Problem:
Please print every record below exactly as it appears.

Exercise materials:
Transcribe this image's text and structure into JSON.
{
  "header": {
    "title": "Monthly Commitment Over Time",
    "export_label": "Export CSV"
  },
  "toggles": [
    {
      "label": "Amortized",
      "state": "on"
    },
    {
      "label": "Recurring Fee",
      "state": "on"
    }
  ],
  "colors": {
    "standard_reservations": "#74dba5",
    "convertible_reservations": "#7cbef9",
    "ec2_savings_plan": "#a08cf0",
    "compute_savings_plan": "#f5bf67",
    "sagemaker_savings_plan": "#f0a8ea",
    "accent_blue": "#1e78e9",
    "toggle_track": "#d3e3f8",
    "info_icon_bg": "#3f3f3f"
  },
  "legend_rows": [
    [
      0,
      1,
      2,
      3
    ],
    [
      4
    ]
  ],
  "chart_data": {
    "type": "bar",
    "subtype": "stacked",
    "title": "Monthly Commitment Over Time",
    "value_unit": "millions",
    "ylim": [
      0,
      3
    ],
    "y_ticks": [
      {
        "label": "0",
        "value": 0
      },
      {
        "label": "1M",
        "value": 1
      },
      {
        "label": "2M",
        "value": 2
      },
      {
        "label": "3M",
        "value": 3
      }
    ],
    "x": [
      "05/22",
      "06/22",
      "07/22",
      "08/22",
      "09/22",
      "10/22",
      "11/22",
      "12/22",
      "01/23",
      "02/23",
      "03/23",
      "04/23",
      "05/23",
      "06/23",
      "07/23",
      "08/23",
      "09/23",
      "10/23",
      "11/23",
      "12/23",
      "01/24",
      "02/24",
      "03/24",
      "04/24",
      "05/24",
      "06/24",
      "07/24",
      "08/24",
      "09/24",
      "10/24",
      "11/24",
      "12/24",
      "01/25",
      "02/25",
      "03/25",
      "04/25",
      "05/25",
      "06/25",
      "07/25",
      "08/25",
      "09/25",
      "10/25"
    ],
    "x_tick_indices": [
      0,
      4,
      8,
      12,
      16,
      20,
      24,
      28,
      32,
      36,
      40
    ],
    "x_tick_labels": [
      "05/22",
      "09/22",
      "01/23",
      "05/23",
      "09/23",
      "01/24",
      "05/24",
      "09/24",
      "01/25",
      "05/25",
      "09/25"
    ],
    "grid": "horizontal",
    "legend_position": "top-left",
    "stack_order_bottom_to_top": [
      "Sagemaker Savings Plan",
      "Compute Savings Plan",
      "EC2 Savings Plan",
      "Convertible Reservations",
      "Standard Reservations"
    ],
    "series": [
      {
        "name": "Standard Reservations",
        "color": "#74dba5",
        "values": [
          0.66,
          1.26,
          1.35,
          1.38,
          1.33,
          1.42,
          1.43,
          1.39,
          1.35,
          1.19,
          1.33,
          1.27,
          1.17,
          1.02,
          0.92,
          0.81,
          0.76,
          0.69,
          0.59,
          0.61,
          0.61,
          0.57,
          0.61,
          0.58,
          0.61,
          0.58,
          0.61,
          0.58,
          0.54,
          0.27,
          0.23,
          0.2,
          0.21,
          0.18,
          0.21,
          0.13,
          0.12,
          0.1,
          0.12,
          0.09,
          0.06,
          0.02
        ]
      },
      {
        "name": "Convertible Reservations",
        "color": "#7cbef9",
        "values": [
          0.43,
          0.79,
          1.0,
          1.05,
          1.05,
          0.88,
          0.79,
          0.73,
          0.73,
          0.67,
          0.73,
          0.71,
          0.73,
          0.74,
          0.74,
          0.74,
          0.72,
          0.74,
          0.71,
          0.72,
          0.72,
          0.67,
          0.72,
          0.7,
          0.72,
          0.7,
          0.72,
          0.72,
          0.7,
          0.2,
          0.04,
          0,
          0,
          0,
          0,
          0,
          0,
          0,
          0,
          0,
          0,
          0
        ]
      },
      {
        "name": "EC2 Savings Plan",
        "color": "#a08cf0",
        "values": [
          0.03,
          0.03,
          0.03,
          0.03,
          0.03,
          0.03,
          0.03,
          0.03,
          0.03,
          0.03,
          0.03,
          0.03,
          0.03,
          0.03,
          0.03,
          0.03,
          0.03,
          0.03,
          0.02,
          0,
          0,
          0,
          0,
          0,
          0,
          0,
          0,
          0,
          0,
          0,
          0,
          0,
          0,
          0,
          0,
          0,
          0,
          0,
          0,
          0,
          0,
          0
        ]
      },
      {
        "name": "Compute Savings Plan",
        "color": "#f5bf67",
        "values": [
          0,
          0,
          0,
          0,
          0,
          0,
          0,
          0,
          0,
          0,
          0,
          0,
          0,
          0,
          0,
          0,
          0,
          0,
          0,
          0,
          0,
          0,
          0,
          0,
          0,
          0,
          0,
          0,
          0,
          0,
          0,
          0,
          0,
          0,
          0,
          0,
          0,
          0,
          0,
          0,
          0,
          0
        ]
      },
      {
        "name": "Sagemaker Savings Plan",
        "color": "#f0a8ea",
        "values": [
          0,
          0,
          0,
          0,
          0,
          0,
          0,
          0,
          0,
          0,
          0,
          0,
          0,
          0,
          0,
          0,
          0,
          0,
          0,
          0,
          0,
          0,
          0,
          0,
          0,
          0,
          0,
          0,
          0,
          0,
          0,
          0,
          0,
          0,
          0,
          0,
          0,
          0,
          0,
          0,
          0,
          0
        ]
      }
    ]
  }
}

Answer:
Transcribe this image's text and structure into JSON.
{
  "header": {
    "title": "Monthly Commitment Over Time",
    "export_label": "Export CSV"
  },
  "toggles": [
    {
      "label": "Amortized",
      "state": "on"
    },
    {
      "label": "Recurring Fee",
      "state": "on"
    }
  ],
  "colors": {
    "standard_reservations": "#74dba5",
    "convertible_reservations": "#7cbef9",
    "ec2_savings_plan": "#a08cf0",
    "compute_savings_plan": "#f5bf67",
    "sagemaker_savings_plan": "#f0a8ea",
    "accent_blue": "#1e78e9",
    "toggle_track": "#d3e3f8",
    "info_icon_bg": "#3f3f3f"
  },
  "legend_rows": [
    [
      0,
      1,
      2,
      3
    ],
    [
      4
    ]
  ],
  "chart_data": {
    "type": "bar",
    "subtype": "stacked",
    "title": "Monthly Commitment Over Time",
    "value_unit": "millions",
    "ylim": [
      0,
      3
    ],
    "y_ticks": [
      {
        "label": "0",
        "value": 0
      },
      {
        "label": "1M",
        "value": 1
      },
      {
        "label": "2M",
        "value": 2
      },
      {
        "label": "3M",
        "value": 3
      }
    ],
    "x": [
      "05/22",
      "06/22",
      "07/22",
      "08/22",
      "09/22",
      "10/22",
      "11/22",
      "12/22",
      "01/23",
      "02/23",
      "03/23",
      "04/23",
      "05/23",
      "06/23",
      "07/23",
      "08/23",
      "09/23",
      "10/23",
      "11/23",
      "12/23",
      "01/24",
      "02/24",
      "03/24",
      "04/24",
      "05/24",
      "06/24",
      "07/24",
      "08/24",
      "09/24",
      "10/24",
      "11/24",
      "12/24",
      "01/25",
      "02/25",
      "03/25",
      "04/25",
      "05/25",
      "06/25",
      "07/25",
      "08/25",
      "09/25",
      "10/25"
    ],
    "x_tick_indices": [
      0,
      4,
      8,
      12,
      16,
      20,
      24,
      28,
      32,
      36,
      40
    ],
    "x_tick_labels": [
      "05/22",
      "09/22",
      "01/23",
      "05/23",
      "09/23",
      "01/24",
      "05/24",
      "09/24",
      "01/25",
      "05/25",
      "09/25"
    ],
    "grid": "horizontal",
    "legend_position": "top-left",
    "stack_order_bottom_to_top": [
      "Sagemaker Savings Plan",
      "Compute Savings Plan",
      "EC2 Savings Plan",
      "Convertible Reservations",
      "Standard Reservations"
    ],
    "series": [
      {
        "name": "Standard Reservations",
        "color": "#74dba5",
        "values": [
          0.66,
          1.26,
          1.35,
          1.38,
          1.33,
          1.42,
          1.43,
          1.39,
          1.35,
          1.19,
          1.33,
          1.27,
          1.17,
          1.02,
          0.92,
          0.81,
          0.76,
          0.69,
          0.59,
          0.61,
          0.61,
          0.57,
          0.61,
          0.58,
          0.61,
          0.58,
          0.61,
          0.58,
          0.54,
          0.27,
          0.23,
          0.2,
          0.21,
          0.18,
          0.21,
          0.13,
          0.12,
          0.1,
          0.12,
          0.09,
          0.06,
          0.02
        ]
      },
      {
        "name": "Convertible Reservations",
        "color": "#7cbef9",
        "values": [
          0.43,
          0.79,
          1.0,
          1.05,
          1.05,
          0.88,
          0.79,
          0.73,
          0.73,
          0.67,
          0.73,
          0.71,
          0.73,
          0.74,
          0.74,
          0.74,
          0.72,
          0.74,
          0.71,
          0.72,
          0.72,
          0.67,
          0.72,
          0.7,
          0.72,
          0.7,
          0.72,
          0.72,
          0.7,
          0.2,
          0.04,
          0,
          0,
          0,
          0,
          0,
          0,
          0,
          0,
          0,
          0,
          0
        ]
      },
      {
        "name": "EC2 Savings Plan",
        "color": "#a08cf0",
        "values": [
          0.03,
          0.03,
          0.03,
          0.03,
          0.03,
          0.03,
          0.03,
          0.03,
          0.03,
          0.03,
          0.03,
          0.03,
          0.03,
          0.03,
          0.03,
          0.03,
          0.03,
          0.03,
          0.02,
          0,
          0,
          0,
          0,
          0,
          0,
          0,
          0,
          0,
          0,
          0,
          0,
          0,
          0,
          0,
          0,
          0,
          0,
          0,
          0,
          0,
          0,
          0
        ]
      },
      {
        "name": "Compute Savings Plan",
        "color": "#f5bf67",
        "values": [
          0,
          0,
          0,
          0,
          0,
          0,
          0,
          0,
          0,
          0,
          0,
          0,
          0,
          0,
          0,
          0,
          0,
          0,
          0,
          0,
          0,
          0,
          0,
          0,
          0,
          0,
          0,
          0,
          0,
          0,
          0,
          0,
          0,
          0,
          0,
          0,
          0,
          0,
          0,
          0,
          0,
          0
        ]
      },
      {
        "name": "Sagemaker Savings Plan",
        "color": "#f0a8ea",
        "values": [
          0,
          0,
          0,
          0,
          0,
          0,
          0,
          0,
          0,
          0,
          0,
          0,
          0,
          0,
          0,
          0,
          0,
          0,
          0,
          0,
          0,
          0,
          0,
          0,
          0,
          0,
          0,
          0,
          0,
          0,
          0,
          0,
          0,
          0,
          0,
          0,
          0,
          0,
          0,
          0,
          0,
          0
        ]
      }
    ]
  }
}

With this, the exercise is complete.